---------- RECORDED INFORMATION ----------

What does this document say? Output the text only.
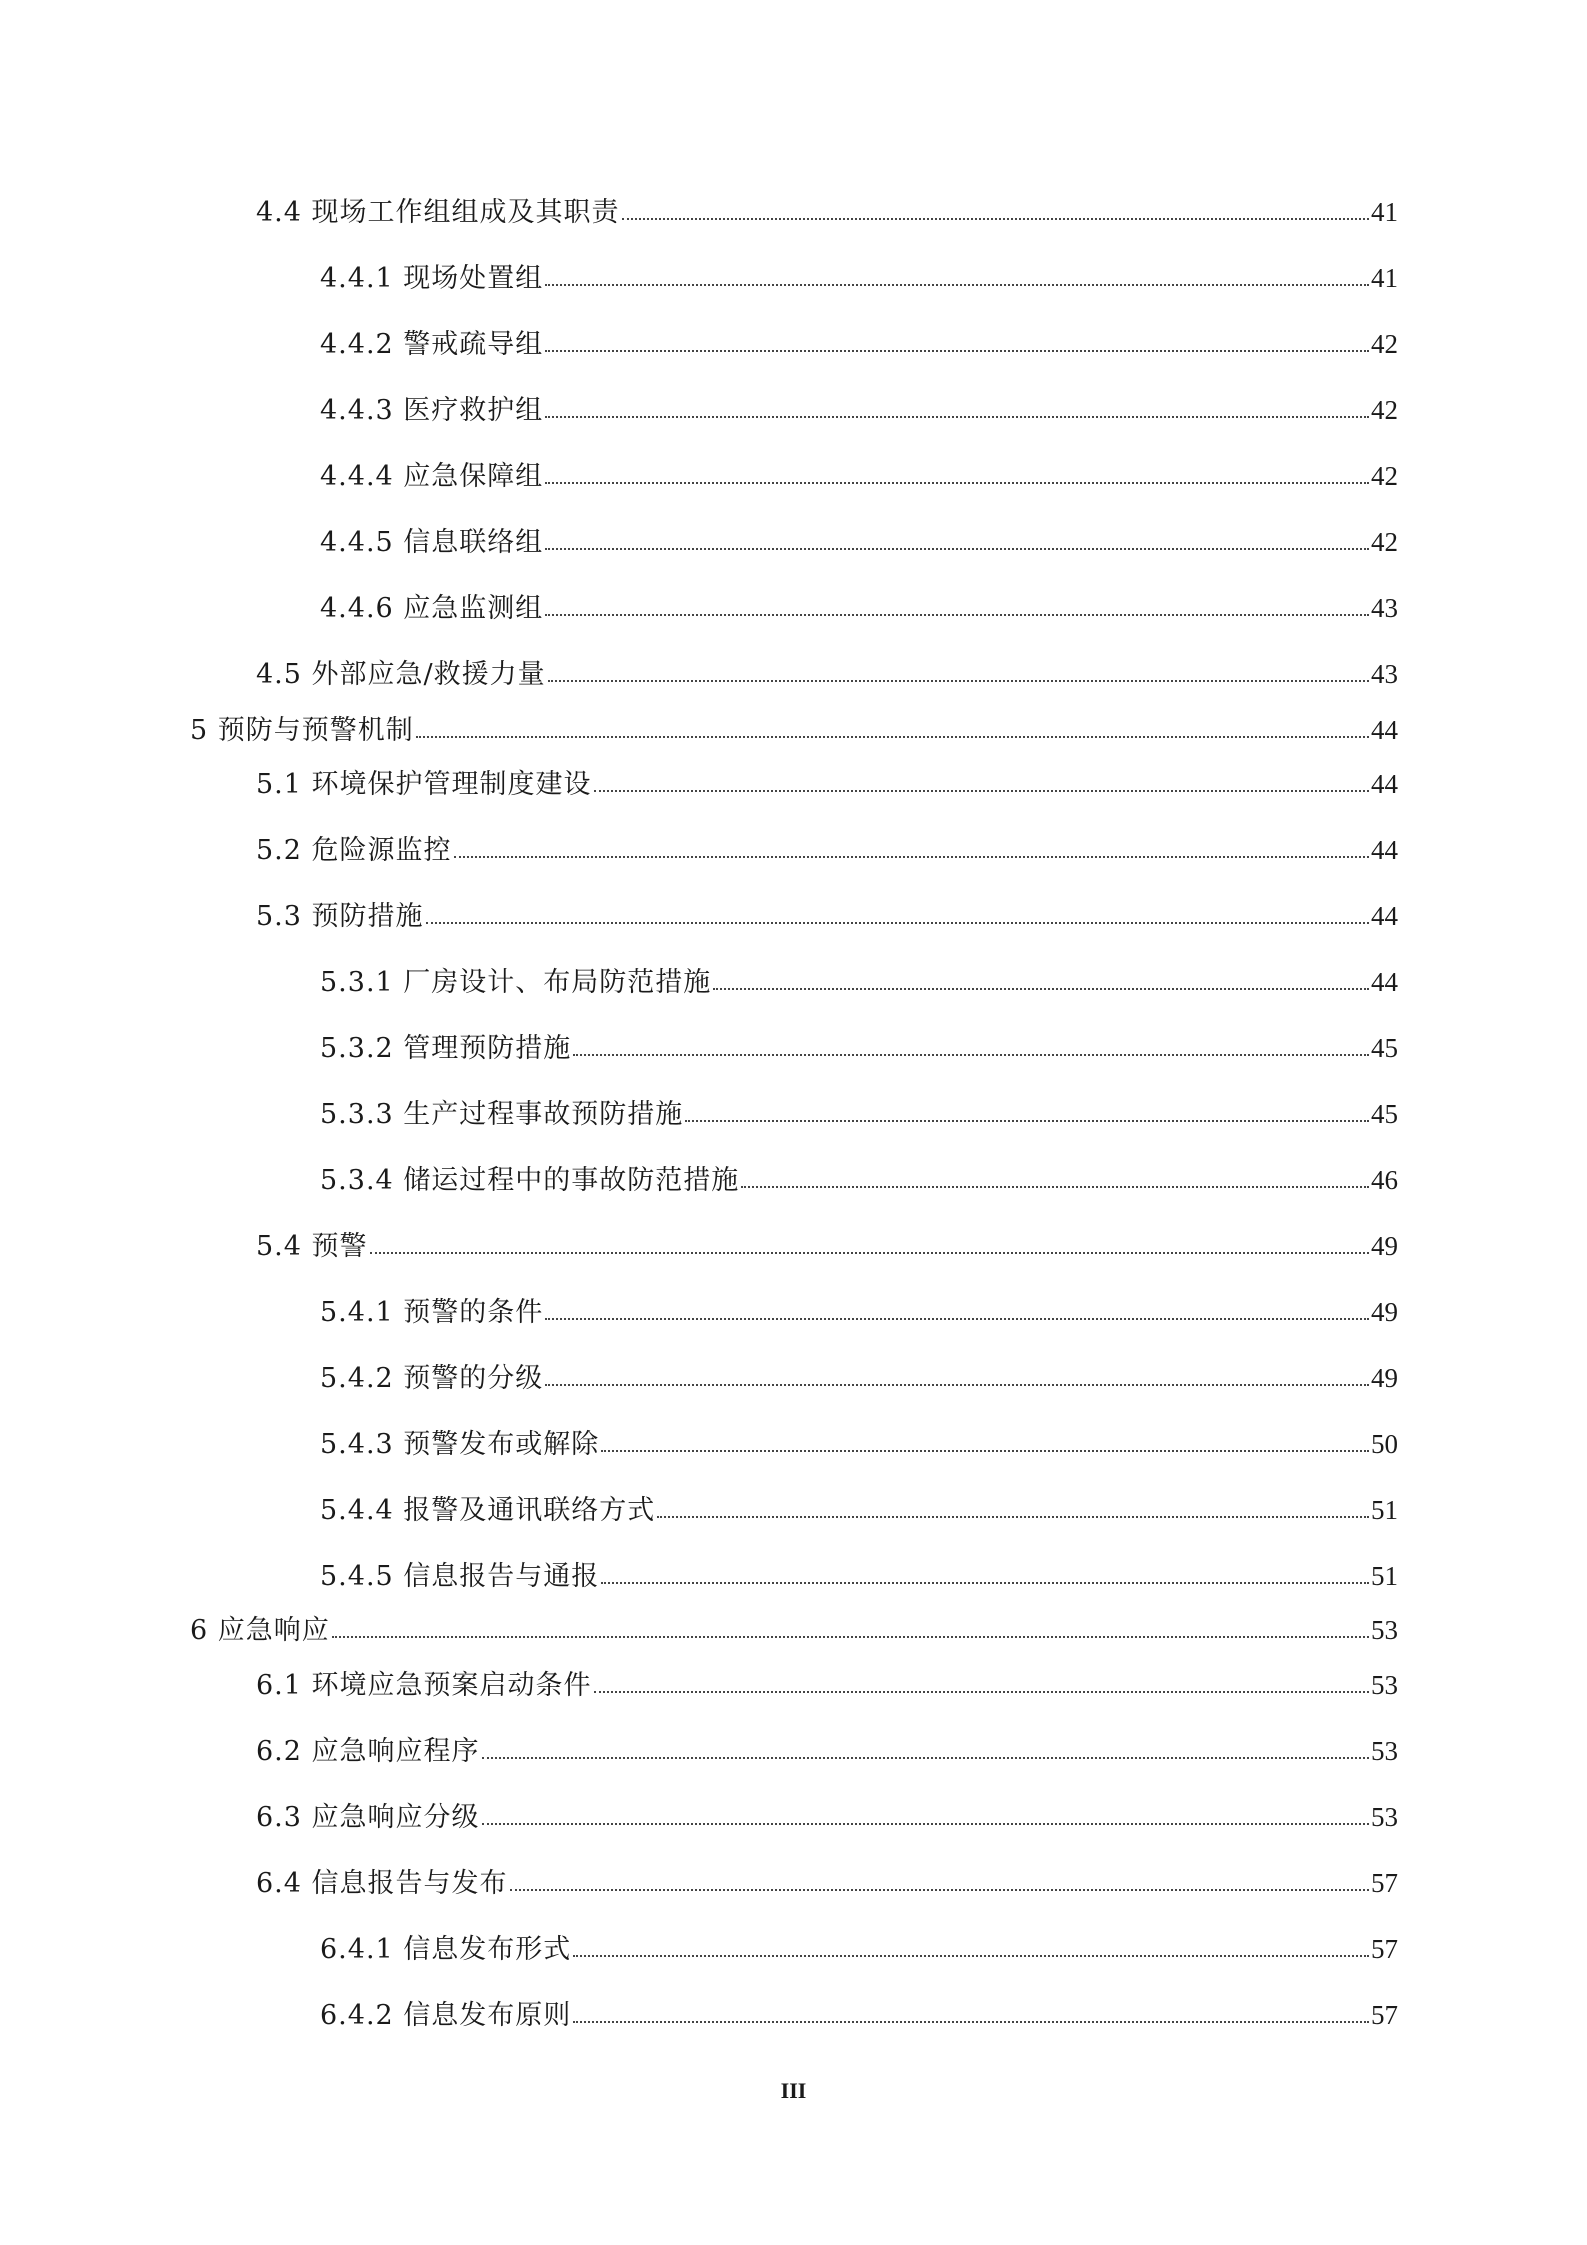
4.4 现场工作组组成及其职责	41
4.4.1 现场处置组	41
4.4.2 警戒疏导组	42
4.4.3 医疗救护组	42
4.4.4 应急保障组	42
4.4.5 信息联络组	42
4.4.6 应急监测组	43
4.5 外部应急/救援力量	43
5 预防与预警机制	44
5.1 环境保护管理制度建设	44
5.2 危险源监控	44
5.3 预防措施	44
5.3.1 厂房设计、布局防范措施	44
5.3.2 管理预防措施	45
5.3.3 生产过程事故预防措施	45
5.3.4 储运过程中的事故防范措施	46
5.4 预警	49
5.4.1 预警的条件	49
5.4.2 预警的分级	49
5.4.3 预警发布或解除	50
5.4.4 报警及通讯联络方式	51
5.4.5 信息报告与通报	51
6 应急响应	53
6.1 环境应急预案启动条件	53
6.2 应急响应程序	53
6.3 应急响应分级	53
6.4 信息报告与发布	57
6.4.1 信息发布形式	57
6.4.2 信息发布原则	57
III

----------

Retype all of the entries exactly as written, leaving out any images.

TASK SOLUTION:
What does this document say? Output the text only.
4.4 现场工作组组成及其职责	41
4.4.1 现场处置组	41
4.4.2 警戒疏导组	42
4.4.3 医疗救护组	42
4.4.4 应急保障组	42
4.4.5 信息联络组	42
4.4.6 应急监测组	43
4.5 外部应急/救援力量	43
5 预防与预警机制	44
5.1 环境保护管理制度建设	44
5.2 危险源监控	44
5.3 预防措施	44
5.3.1 厂房设计、布局防范措施	44
5.3.2 管理预防措施	45
5.3.3 生产过程事故预防措施	45
5.3.4 储运过程中的事故防范措施	46
5.4 预警	49
5.4.1 预警的条件	49
5.4.2 预警的分级	49
5.4.3 预警发布或解除	50
5.4.4 报警及通讯联络方式	51
5.4.5 信息报告与通报	51
6 应急响应	53
6.1 环境应急预案启动条件	53
6.2 应急响应程序	53
6.3 应急响应分级	53
6.4 信息报告与发布	57
6.4.1 信息发布形式	57
6.4.2 信息发布原则	57
III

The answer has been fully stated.